Stated exercise
Each line that follows is to be retyped exactly.

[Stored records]
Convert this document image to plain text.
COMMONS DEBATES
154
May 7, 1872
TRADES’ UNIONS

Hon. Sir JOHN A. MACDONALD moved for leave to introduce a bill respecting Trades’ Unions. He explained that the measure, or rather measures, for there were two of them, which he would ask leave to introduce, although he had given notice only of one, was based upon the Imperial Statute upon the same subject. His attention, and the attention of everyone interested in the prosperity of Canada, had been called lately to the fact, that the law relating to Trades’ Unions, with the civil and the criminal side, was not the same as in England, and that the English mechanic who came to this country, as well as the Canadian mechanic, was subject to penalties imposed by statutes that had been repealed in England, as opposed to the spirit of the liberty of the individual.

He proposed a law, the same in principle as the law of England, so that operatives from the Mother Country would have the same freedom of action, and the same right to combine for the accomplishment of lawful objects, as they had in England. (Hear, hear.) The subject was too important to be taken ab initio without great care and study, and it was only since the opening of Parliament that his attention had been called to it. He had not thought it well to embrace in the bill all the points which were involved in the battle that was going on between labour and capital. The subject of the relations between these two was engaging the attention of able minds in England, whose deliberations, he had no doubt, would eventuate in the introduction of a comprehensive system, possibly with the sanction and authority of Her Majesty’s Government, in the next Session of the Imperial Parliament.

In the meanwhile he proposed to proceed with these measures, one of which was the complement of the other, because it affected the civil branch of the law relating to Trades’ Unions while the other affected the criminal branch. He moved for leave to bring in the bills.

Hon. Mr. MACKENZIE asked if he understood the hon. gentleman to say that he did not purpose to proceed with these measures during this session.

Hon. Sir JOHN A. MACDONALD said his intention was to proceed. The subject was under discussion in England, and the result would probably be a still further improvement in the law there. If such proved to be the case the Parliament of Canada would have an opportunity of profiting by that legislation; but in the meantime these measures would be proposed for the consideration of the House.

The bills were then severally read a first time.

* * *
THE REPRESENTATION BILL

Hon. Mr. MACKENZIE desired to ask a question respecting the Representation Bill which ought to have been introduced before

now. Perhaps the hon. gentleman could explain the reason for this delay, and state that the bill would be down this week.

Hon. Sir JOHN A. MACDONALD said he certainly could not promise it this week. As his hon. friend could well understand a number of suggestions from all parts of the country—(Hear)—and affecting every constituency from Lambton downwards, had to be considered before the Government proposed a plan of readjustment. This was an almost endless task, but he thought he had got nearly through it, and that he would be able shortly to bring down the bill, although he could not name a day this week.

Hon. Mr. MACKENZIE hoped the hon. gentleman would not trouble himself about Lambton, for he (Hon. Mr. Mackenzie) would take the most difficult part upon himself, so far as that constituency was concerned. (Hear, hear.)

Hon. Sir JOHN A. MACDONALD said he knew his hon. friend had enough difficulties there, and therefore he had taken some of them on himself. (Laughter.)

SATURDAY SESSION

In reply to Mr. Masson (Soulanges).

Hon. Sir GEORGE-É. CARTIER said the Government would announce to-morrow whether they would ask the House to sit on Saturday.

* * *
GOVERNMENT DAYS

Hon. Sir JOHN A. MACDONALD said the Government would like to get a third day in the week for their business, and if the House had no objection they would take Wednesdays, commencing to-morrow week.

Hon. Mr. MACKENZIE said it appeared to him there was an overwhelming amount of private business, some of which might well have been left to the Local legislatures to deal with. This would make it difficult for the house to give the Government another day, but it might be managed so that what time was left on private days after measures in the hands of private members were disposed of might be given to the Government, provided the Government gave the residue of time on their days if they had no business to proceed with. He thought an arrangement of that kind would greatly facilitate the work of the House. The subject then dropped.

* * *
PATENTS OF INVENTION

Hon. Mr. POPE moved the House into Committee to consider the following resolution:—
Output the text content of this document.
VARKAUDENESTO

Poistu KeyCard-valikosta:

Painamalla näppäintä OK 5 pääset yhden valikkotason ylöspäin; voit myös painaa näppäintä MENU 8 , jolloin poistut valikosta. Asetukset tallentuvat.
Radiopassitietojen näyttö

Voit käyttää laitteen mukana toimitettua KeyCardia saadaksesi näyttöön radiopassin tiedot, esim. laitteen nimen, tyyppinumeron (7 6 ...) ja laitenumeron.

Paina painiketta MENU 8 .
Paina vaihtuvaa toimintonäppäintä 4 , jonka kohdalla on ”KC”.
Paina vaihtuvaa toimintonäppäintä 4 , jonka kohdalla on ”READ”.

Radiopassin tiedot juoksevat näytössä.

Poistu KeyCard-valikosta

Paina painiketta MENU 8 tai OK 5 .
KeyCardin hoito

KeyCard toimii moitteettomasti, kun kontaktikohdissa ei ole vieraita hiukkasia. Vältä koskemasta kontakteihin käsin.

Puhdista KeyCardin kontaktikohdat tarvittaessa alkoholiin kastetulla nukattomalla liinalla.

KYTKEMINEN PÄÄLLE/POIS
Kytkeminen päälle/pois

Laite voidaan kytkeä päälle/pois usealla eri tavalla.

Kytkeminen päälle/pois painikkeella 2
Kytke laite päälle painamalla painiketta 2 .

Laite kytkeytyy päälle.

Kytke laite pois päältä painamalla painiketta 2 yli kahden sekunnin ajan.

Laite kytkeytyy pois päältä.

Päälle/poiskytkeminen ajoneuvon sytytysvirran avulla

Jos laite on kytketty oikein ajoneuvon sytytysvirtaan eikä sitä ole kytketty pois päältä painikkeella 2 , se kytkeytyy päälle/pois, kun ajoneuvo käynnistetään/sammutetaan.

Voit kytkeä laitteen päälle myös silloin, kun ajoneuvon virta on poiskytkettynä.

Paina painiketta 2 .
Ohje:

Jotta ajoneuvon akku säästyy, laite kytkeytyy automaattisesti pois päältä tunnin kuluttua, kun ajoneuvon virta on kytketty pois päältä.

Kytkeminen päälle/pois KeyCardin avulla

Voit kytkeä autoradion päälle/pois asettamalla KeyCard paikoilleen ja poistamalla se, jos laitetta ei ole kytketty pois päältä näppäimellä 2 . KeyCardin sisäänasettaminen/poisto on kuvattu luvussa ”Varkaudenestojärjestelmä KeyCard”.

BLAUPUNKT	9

Written answer
Convert this document image to plain text.
COMMONS DEBATES
154
May 7, 1872
TRADES’ UNIONS

Hon. Sir JOHN A. MACDONALD moved for leave to introduce a bill respecting Trades’ Unions. He explained that the measure, or rather measures, for there were two of them, which he would ask leave to introduce, although he had given notice only of one, was based upon the Imperial Statute upon the same subject. His attention, and the attention of everyone interested in the prosperity of Canada, had been called lately to the fact, that the law relating to Trades’ Unions, with the civil and the criminal side, was not the same as in England, and that the English mechanic who came to this country, as well as the Canadian mechanic, was subject to penalties imposed by statutes that had been repealed in England, as opposed to the spirit of the liberty of the individual.

He proposed a law, the same in principle as the law of England, so that operatives from the Mother Country would have the same freedom of action, and the same right to combine for the accomplishment of lawful objects, as they had in England. (Hear, hear.) The subject was too important to be taken ab initio without great care and study, and it was only since the opening of Parliament that his attention had been called to it. He had not thought it well to embrace in the bill all the points which were involved in the battle that was going on between labour and capital. The subject of the relations between these two was engaging the attention of able minds in England, whose deliberations, he had no doubt, would eventuate in the introduction of a comprehensive system, possibly with the sanction and authority of Her Majesty’s Government, in the next Session of the Imperial Parliament.

In the meanwhile he proposed to proceed with these measures, one of which was the complement of the other, because it affected the civil branch of the law relating to Trades’ Unions while the other affected the criminal branch. He moved for leave to bring in the bills.

Hon. Mr. MACKENZIE asked if he understood the hon. gentleman to say that he did not purpose to proceed with these measures during this session.

Hon. Sir JOHN A. MACDONALD said his intention was to proceed. The subject was under discussion in England, and the result would probably be a still further improvement in the law there. If such proved to be the case the Parliament of Canada would have an opportunity of profiting by that legislation; but in the meantime these measures would be proposed for the consideration of the House.

The bills were then severally read a first time.

* * *
THE REPRESENTATION BILL

Hon. Mr. MACKENZIE desired to ask a question respecting the Representation Bill which ought to have been introduced before

now. Perhaps the hon. gentleman could explain the reason for this delay, and state that the bill would be down this week.

Hon. Sir JOHN A. MACDONALD said he certainly could not promise it this week. As his hon. friend could well understand a number of suggestions from all parts of the country—(Hear)—and affecting every constituency from Lambton downwards, had to be considered before the Government proposed a plan of readjustment. This was an almost endless task, but he thought he had got nearly through it, and that he would be able shortly to bring down the bill, although he could not name a day this week.

Hon. Mr. MACKENZIE hoped the hon. gentleman would not trouble himself about Lambton, for he (Hon. Mr. Mackenzie) would take the most difficult part upon himself, so far as that constituency was concerned. (Hear, hear.)

Hon. Sir JOHN A. MACDONALD said he knew his hon. friend had enough difficulties there, and therefore he had taken some of them on himself. (Laughter.)

SATURDAY SESSION

In reply to Mr. Masson (Soulanges).

Hon. Sir GEORGE-É. CARTIER said the Government would announce to-morrow whether they would ask the House to sit on Saturday.

* * *
GOVERNMENT DAYS

Hon. Sir JOHN A. MACDONALD said the Government would like to get a third day in the week for their business, and if the House had no objection they would take Wednesdays, commencing to-morrow week.

Hon. Mr. MACKENZIE said it appeared to him there was an overwhelming amount of private business, some of which might well have been left to the Local legislatures to deal with. This would make it difficult for the house to give the Government another day, but it might be managed so that what time was left on private days after measures in the hands of private members were disposed of might be given to the Government, provided the Government gave the residue of time on their days if they had no business to proceed with. He thought an arrangement of that kind would greatly facilitate the work of the House. The subject then dropped.

* * *
PATENTS OF INVENTION

Hon. Mr. POPE moved the House into Committee to consider the following resolution:—
Output the text content of this document.
VARKAUDENESTO

Poistu KeyCard-valikosta:

Painamalla näppäintä OK 5 pääset yhden valikkotason ylöspäin; voit myös painaa näppäintä MENU 8 , jolloin poistut valikosta. Asetukset tallentuvat.
Radiopassitietojen näyttö

Voit käyttää laitteen mukana toimitettua KeyCardia saadaksesi näyttöön radiopassin tiedot, esim. laitteen nimen, tyyppinumeron (7 6 ...) ja laitenumeron.

Paina painiketta MENU 8 .
Paina vaihtuvaa toimintonäppäintä 4 , jonka kohdalla on ”KC”.
Paina vaihtuvaa toimintonäppäintä 4 , jonka kohdalla on ”READ”.

Radiopassin tiedot juoksevat näytössä.

Poistu KeyCard-valikosta

Paina painiketta MENU 8 tai OK 5 .
KeyCardin hoito

KeyCard toimii moitteettomasti, kun kontaktikohdissa ei ole vieraita hiukkasia. Vältä koskemasta kontakteihin käsin.

Puhdista KeyCardin kontaktikohdat tarvittaessa alkoholiin kastetulla nukattomalla liinalla.

KYTKEMINEN PÄÄLLE/POIS
Kytkeminen päälle/pois

Laite voidaan kytkeä päälle/pois usealla eri tavalla.

Kytkeminen päälle/pois painikkeella 2
Kytke laite päälle painamalla painiketta 2 .

Laite kytkeytyy päälle.

Kytke laite pois päältä painamalla painiketta 2 yli kahden sekunnin ajan.

Laite kytkeytyy pois päältä.

Päälle/poiskytkeminen ajoneuvon sytytysvirran avulla

Jos laite on kytketty oikein ajoneuvon sytytysvirtaan eikä sitä ole kytketty pois päältä painikkeella 2 , se kytkeytyy päälle/pois, kun ajoneuvo käynnistetään/sammutetaan.

Voit kytkeä laitteen päälle myös silloin, kun ajoneuvon virta on poiskytkettynä.

Paina painiketta 2 .
Ohje:

Jotta ajoneuvon akku säästyy, laite kytkeytyy automaattisesti pois päältä tunnin kuluttua, kun ajoneuvon virta on kytketty pois päältä.

Kytkeminen päälle/pois KeyCardin avulla

Voit kytkeä autoradion päälle/pois asettamalla KeyCard paikoilleen ja poistamalla se, jos laitetta ei ole kytketty pois päältä näppäimellä 2 . KeyCardin sisäänasettaminen/poisto on kuvattu luvussa ”Varkaudenestojärjestelmä KeyCard”.

BLAUPUNKT	9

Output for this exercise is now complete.